— STORED ROWS —
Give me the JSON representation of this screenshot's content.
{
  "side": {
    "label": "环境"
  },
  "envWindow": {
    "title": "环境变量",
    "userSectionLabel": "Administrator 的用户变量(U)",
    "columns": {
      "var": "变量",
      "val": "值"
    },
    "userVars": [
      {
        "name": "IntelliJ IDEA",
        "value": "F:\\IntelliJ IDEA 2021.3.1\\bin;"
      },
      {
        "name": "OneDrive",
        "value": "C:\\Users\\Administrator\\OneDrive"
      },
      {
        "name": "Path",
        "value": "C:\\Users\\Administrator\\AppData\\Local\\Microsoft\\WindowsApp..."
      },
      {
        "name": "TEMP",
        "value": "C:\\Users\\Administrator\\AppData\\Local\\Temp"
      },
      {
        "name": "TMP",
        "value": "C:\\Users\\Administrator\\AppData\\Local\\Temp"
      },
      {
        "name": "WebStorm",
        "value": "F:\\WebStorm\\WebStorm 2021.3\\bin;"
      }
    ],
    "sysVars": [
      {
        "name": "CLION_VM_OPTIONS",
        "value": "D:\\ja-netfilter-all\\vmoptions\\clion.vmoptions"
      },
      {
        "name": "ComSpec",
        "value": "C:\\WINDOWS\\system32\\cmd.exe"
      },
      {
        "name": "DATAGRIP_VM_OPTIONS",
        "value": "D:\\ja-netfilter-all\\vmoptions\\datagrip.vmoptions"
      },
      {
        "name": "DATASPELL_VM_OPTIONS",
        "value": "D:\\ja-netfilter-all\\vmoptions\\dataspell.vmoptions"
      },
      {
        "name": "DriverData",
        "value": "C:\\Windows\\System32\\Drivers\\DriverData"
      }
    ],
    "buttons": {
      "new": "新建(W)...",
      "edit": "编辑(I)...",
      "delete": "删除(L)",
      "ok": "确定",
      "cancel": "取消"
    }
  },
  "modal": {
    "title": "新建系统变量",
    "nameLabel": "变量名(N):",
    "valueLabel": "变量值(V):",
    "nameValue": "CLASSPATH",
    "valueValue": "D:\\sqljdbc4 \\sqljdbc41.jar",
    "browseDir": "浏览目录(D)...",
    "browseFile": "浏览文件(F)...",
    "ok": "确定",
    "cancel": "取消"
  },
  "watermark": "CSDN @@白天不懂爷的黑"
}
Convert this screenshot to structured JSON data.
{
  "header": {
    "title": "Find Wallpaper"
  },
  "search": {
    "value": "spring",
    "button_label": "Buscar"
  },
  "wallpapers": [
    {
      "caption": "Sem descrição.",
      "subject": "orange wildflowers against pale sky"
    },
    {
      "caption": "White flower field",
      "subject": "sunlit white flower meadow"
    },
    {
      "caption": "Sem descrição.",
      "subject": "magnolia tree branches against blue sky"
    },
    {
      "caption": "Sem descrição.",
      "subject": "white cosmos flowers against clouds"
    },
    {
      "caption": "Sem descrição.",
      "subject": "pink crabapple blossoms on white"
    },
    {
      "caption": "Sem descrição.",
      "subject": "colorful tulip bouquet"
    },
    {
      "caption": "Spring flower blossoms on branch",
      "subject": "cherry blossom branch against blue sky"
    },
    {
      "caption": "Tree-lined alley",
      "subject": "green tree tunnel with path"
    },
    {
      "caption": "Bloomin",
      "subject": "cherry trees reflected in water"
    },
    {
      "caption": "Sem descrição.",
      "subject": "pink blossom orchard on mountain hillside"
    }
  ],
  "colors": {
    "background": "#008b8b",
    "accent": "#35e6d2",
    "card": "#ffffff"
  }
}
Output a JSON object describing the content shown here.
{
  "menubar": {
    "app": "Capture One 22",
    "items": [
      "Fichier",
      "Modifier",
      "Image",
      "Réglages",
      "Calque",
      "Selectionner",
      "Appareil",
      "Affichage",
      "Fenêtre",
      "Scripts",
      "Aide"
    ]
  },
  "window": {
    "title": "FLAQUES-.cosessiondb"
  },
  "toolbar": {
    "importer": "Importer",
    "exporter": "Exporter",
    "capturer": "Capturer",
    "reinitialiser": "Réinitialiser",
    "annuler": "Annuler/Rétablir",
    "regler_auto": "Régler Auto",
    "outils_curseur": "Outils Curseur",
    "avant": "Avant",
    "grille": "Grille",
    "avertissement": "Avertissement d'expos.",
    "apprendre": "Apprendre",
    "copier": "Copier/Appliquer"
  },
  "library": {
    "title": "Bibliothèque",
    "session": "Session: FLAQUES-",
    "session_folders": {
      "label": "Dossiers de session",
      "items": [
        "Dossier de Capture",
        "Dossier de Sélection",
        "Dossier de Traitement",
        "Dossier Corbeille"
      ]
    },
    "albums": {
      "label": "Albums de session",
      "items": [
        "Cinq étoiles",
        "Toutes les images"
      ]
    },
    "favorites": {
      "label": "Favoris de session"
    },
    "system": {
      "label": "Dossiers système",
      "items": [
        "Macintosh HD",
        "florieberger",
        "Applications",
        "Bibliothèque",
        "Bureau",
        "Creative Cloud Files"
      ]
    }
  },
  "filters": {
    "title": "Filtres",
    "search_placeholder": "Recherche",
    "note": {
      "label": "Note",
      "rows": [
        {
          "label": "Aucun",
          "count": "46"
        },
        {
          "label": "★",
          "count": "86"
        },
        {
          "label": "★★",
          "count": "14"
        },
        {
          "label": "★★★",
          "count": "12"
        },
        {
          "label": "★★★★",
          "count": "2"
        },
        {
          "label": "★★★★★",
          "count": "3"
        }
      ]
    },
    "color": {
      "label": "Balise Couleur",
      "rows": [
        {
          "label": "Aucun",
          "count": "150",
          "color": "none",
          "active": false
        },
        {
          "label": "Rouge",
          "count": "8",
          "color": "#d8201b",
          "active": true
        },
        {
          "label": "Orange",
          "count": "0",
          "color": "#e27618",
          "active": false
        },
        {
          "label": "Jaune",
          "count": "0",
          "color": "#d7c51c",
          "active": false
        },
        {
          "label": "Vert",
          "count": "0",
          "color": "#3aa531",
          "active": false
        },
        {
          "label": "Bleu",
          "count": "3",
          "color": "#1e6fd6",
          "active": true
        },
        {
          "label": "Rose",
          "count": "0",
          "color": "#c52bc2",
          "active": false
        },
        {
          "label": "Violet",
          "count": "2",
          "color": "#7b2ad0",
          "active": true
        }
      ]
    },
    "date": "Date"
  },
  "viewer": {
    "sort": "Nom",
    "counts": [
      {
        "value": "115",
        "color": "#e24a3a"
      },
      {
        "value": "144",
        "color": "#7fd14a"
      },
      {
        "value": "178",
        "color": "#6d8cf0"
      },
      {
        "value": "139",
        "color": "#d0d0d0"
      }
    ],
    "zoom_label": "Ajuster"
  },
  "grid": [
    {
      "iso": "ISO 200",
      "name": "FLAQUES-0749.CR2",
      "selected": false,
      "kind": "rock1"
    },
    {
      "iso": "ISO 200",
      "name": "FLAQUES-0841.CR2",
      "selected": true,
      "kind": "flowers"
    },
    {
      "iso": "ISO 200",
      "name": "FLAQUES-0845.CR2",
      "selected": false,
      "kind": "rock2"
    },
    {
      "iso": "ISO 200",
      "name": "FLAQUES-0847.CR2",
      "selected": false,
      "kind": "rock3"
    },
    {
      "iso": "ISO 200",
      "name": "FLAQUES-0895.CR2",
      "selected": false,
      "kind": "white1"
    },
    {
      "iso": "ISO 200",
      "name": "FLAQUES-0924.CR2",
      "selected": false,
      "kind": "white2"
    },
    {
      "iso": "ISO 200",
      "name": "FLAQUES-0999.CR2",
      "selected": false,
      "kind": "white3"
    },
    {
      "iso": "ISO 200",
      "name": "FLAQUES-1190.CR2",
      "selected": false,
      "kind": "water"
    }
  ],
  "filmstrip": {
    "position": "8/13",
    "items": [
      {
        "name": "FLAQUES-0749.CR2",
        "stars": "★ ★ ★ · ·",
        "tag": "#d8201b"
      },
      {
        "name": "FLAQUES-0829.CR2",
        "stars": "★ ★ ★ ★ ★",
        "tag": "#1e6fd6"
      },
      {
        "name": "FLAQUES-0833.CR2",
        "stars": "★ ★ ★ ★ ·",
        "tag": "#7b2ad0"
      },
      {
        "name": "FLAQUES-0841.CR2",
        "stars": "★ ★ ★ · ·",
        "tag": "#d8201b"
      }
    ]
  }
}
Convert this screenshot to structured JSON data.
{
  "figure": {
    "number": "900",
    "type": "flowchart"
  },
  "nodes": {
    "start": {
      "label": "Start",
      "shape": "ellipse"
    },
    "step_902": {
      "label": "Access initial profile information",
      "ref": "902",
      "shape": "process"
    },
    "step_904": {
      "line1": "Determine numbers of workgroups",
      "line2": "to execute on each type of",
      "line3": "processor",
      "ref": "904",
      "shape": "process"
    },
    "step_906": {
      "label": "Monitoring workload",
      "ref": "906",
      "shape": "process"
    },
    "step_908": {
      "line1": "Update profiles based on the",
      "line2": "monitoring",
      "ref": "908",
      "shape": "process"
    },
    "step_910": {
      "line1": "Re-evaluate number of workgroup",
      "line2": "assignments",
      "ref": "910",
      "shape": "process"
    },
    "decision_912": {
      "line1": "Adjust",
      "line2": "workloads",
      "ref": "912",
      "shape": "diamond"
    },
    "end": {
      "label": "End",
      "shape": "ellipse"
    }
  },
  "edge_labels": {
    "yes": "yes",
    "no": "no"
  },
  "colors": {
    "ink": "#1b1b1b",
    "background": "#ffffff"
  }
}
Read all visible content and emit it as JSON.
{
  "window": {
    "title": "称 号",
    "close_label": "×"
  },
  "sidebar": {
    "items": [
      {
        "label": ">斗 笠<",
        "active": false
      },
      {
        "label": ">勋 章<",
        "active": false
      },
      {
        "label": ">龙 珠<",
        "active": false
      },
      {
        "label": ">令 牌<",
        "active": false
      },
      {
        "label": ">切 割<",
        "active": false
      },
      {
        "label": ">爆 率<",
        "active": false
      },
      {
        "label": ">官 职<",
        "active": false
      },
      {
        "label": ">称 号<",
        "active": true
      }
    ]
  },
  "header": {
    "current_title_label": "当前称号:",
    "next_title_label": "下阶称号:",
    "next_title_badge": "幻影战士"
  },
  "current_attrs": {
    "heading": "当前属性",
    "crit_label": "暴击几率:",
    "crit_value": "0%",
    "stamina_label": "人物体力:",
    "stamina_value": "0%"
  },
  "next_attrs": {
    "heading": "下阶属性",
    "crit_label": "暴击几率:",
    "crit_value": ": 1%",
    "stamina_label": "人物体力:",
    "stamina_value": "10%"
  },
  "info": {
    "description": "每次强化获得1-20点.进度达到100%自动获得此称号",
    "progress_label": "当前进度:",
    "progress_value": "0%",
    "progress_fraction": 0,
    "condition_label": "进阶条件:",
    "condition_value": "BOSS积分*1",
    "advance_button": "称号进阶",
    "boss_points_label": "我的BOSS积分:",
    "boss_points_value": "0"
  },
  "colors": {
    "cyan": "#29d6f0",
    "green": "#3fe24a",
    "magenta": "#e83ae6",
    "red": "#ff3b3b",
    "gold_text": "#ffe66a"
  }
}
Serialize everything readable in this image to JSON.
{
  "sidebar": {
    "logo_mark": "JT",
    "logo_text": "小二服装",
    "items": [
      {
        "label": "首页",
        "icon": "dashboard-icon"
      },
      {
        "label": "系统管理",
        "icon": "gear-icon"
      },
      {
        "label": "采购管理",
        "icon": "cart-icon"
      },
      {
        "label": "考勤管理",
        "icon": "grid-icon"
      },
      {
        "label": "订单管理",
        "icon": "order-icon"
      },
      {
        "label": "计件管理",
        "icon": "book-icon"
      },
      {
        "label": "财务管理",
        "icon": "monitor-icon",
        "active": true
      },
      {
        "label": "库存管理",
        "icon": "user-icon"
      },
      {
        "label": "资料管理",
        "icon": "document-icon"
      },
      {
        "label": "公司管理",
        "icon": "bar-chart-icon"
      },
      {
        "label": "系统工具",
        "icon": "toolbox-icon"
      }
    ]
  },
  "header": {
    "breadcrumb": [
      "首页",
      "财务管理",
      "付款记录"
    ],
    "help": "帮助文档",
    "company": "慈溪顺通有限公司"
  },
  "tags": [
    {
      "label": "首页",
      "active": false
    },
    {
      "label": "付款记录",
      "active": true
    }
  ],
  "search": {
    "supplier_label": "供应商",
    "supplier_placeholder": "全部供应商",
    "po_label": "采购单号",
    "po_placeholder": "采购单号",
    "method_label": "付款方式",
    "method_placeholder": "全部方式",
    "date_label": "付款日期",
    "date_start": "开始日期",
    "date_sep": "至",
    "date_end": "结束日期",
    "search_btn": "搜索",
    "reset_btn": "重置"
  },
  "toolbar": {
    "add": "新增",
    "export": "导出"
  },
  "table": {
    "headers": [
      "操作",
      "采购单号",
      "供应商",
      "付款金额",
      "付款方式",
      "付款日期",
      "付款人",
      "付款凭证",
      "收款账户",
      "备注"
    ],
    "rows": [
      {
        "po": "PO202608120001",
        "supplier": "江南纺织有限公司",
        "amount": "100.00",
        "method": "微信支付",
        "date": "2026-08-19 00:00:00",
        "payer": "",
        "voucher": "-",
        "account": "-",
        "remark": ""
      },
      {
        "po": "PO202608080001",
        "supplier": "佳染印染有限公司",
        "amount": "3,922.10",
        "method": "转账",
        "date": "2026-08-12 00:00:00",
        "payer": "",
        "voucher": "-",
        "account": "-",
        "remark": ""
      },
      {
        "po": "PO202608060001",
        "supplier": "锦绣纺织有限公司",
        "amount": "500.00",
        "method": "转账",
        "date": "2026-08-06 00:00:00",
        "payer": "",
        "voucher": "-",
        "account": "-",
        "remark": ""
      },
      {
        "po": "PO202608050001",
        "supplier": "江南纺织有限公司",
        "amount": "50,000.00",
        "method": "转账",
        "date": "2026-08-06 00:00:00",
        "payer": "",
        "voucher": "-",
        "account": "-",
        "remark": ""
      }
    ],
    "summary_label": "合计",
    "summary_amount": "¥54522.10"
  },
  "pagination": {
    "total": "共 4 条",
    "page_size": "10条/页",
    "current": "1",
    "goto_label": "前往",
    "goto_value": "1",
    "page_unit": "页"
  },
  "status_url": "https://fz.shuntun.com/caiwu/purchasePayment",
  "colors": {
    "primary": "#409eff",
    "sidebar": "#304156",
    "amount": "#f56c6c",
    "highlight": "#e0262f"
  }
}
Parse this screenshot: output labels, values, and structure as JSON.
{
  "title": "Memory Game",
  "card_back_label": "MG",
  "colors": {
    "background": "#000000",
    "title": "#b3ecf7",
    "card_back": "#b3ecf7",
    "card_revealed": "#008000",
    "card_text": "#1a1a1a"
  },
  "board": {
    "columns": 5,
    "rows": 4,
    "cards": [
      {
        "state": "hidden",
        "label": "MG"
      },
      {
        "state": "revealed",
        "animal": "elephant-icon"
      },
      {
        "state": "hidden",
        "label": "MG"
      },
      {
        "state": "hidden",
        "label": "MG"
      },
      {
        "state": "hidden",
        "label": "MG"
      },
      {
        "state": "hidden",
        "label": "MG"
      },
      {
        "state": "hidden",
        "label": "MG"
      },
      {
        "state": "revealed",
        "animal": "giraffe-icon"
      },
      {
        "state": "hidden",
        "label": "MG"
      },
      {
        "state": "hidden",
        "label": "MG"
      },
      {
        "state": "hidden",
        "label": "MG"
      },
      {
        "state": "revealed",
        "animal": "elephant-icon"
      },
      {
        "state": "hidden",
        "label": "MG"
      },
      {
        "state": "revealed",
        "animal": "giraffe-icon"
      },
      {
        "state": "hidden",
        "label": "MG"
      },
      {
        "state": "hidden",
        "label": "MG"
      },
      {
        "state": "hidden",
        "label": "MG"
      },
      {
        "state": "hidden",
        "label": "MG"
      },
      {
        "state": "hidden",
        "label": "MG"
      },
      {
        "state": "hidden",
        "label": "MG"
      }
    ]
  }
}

— PROBLEM DESCRIPTION —
The answer is a single number, the count of lines in the records that contain the string "pink".

— RESPONSE —
2